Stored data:
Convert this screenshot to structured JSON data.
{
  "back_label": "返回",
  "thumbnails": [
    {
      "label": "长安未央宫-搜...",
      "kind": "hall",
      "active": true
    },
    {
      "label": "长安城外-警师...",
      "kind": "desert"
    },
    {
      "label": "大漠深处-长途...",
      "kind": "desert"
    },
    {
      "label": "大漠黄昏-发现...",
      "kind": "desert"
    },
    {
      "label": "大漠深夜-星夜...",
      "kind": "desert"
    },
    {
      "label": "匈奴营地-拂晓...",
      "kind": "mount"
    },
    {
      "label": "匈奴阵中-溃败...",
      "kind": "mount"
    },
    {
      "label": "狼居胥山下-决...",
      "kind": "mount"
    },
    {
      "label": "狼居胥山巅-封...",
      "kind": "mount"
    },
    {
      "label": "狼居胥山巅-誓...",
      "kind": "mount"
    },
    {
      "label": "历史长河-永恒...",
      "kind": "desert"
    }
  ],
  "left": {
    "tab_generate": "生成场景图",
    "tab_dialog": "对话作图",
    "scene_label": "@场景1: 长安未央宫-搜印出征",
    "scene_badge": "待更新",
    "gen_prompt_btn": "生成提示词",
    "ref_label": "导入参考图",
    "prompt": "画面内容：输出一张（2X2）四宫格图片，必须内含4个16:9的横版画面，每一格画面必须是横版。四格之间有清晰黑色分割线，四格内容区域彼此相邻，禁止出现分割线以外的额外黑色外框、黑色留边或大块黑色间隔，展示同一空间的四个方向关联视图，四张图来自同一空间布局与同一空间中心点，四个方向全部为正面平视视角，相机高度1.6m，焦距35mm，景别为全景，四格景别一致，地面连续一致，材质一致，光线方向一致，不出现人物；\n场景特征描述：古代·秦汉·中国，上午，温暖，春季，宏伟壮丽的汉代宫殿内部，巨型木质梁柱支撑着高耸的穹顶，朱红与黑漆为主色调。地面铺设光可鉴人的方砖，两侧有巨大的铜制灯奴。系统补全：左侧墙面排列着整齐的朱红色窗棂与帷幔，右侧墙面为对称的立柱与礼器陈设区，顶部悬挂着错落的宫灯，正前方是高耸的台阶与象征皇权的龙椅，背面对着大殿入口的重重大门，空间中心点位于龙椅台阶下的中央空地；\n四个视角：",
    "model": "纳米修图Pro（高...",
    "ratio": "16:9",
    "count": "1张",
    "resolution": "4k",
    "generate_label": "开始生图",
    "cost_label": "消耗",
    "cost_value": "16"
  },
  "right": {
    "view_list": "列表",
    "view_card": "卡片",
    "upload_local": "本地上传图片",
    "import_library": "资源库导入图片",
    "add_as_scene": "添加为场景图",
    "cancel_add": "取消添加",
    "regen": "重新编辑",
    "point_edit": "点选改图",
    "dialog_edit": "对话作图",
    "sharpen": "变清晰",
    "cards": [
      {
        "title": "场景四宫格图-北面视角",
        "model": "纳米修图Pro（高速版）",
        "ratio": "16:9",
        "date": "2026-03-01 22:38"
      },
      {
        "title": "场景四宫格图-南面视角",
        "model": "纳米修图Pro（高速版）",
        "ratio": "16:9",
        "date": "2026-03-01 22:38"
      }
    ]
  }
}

Given task:
Each entry above is to be set down again in exactly the same words.

Full response:
Convert this screenshot to structured JSON data.
{
  "back_label": "返回",
  "thumbnails": [
    {
      "label": "长安未央宫-搜...",
      "kind": "hall",
      "active": true
    },
    {
      "label": "长安城外-警师...",
      "kind": "desert"
    },
    {
      "label": "大漠深处-长途...",
      "kind": "desert"
    },
    {
      "label": "大漠黄昏-发现...",
      "kind": "desert"
    },
    {
      "label": "大漠深夜-星夜...",
      "kind": "desert"
    },
    {
      "label": "匈奴营地-拂晓...",
      "kind": "mount"
    },
    {
      "label": "匈奴阵中-溃败...",
      "kind": "mount"
    },
    {
      "label": "狼居胥山下-决...",
      "kind": "mount"
    },
    {
      "label": "狼居胥山巅-封...",
      "kind": "mount"
    },
    {
      "label": "狼居胥山巅-誓...",
      "kind": "mount"
    },
    {
      "label": "历史长河-永恒...",
      "kind": "desert"
    }
  ],
  "left": {
    "tab_generate": "生成场景图",
    "tab_dialog": "对话作图",
    "scene_label": "@场景1: 长安未央宫-搜印出征",
    "scene_badge": "待更新",
    "gen_prompt_btn": "生成提示词",
    "ref_label": "导入参考图",
    "prompt": "画面内容：输出一张（2X2）四宫格图片，必须内含4个16:9的横版画面，每一格画面必须是横版。四格之间有清晰黑色分割线，四格内容区域彼此相邻，禁止出现分割线以外的额外黑色外框、黑色留边或大块黑色间隔，展示同一空间的四个方向关联视图，四张图来自同一空间布局与同一空间中心点，四个方向全部为正面平视视角，相机高度1.6m，焦距35mm，景别为全景，四格景别一致，地面连续一致，材质一致，光线方向一致，不出现人物；\n场景特征描述：古代·秦汉·中国，上午，温暖，春季，宏伟壮丽的汉代宫殿内部，巨型木质梁柱支撑着高耸的穹顶，朱红与黑漆为主色调。地面铺设光可鉴人的方砖，两侧有巨大的铜制灯奴。系统补全：左侧墙面排列着整齐的朱红色窗棂与帷幔，右侧墙面为对称的立柱与礼器陈设区，顶部悬挂着错落的宫灯，正前方是高耸的台阶与象征皇权的龙椅，背面对着大殿入口的重重大门，空间中心点位于龙椅台阶下的中央空地；\n四个视角：",
    "model": "纳米修图Pro（高...",
    "ratio": "16:9",
    "count": "1张",
    "resolution": "4k",
    "generate_label": "开始生图",
    "cost_label": "消耗",
    "cost_value": "16"
  },
  "right": {
    "view_list": "列表",
    "view_card": "卡片",
    "upload_local": "本地上传图片",
    "import_library": "资源库导入图片",
    "add_as_scene": "添加为场景图",
    "cancel_add": "取消添加",
    "regen": "重新编辑",
    "point_edit": "点选改图",
    "dialog_edit": "对话作图",
    "sharpen": "变清晰",
    "cards": [
      {
        "title": "场景四宫格图-北面视角",
        "model": "纳米修图Pro（高速版）",
        "ratio": "16:9",
        "date": "2026-03-01 22:38"
      },
      {
        "title": "场景四宫格图-南面视角",
        "model": "纳米修图Pro（高速版）",
        "ratio": "16:9",
        "date": "2026-03-01 22:38"
      }
    ]
  }
}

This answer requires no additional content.